### TASK
Transcribe the material in full. Nothing should differ except that the pictures are left out.

### DATA LINES
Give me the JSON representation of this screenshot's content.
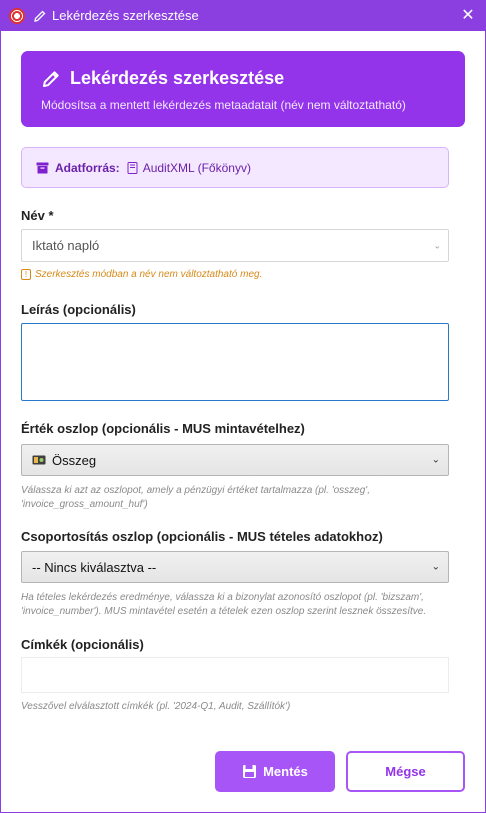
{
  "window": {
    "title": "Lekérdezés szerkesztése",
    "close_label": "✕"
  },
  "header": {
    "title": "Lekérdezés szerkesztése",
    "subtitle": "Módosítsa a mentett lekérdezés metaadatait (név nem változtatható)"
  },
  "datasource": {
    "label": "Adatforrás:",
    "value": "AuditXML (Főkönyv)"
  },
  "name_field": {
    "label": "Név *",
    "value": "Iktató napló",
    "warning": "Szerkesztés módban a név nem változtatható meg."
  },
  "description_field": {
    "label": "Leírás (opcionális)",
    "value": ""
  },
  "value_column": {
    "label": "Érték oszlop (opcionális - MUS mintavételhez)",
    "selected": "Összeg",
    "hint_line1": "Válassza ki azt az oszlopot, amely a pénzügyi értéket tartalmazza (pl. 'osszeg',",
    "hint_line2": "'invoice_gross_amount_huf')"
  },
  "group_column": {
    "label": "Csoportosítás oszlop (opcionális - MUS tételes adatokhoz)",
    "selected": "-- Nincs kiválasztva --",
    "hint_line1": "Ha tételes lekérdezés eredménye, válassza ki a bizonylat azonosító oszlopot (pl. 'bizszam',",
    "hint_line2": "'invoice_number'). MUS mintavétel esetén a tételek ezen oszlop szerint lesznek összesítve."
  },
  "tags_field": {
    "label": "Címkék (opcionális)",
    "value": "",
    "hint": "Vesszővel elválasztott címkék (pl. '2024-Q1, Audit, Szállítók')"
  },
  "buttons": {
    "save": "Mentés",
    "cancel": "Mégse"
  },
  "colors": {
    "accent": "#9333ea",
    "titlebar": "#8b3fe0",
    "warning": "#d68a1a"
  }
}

### COMPLETE RESPONSE
Give me the JSON representation of this screenshot's content.
{
  "window": {
    "title": "Lekérdezés szerkesztése",
    "close_label": "✕"
  },
  "header": {
    "title": "Lekérdezés szerkesztése",
    "subtitle": "Módosítsa a mentett lekérdezés metaadatait (név nem változtatható)"
  },
  "datasource": {
    "label": "Adatforrás:",
    "value": "AuditXML (Főkönyv)"
  },
  "name_field": {
    "label": "Név *",
    "value": "Iktató napló",
    "warning": "Szerkesztés módban a név nem változtatható meg."
  },
  "description_field": {
    "label": "Leírás (opcionális)",
    "value": ""
  },
  "value_column": {
    "label": "Érték oszlop (opcionális - MUS mintavételhez)",
    "selected": "Összeg",
    "hint_line1": "Válassza ki azt az oszlopot, amely a pénzügyi értéket tartalmazza (pl. 'osszeg',",
    "hint_line2": "'invoice_gross_amount_huf')"
  },
  "group_column": {
    "label": "Csoportosítás oszlop (opcionális - MUS tételes adatokhoz)",
    "selected": "-- Nincs kiválasztva --",
    "hint_line1": "Ha tételes lekérdezés eredménye, válassza ki a bizonylat azonosító oszlopot (pl. 'bizszam',",
    "hint_line2": "'invoice_number'). MUS mintavétel esetén a tételek ezen oszlop szerint lesznek összesítve."
  },
  "tags_field": {
    "label": "Címkék (opcionális)",
    "value": "",
    "hint": "Vesszővel elválasztott címkék (pl. '2024-Q1, Audit, Szállítók')"
  },
  "buttons": {
    "save": "Mentés",
    "cancel": "Mégse"
  },
  "colors": {
    "accent": "#9333ea",
    "titlebar": "#8b3fe0",
    "warning": "#d68a1a"
  }
}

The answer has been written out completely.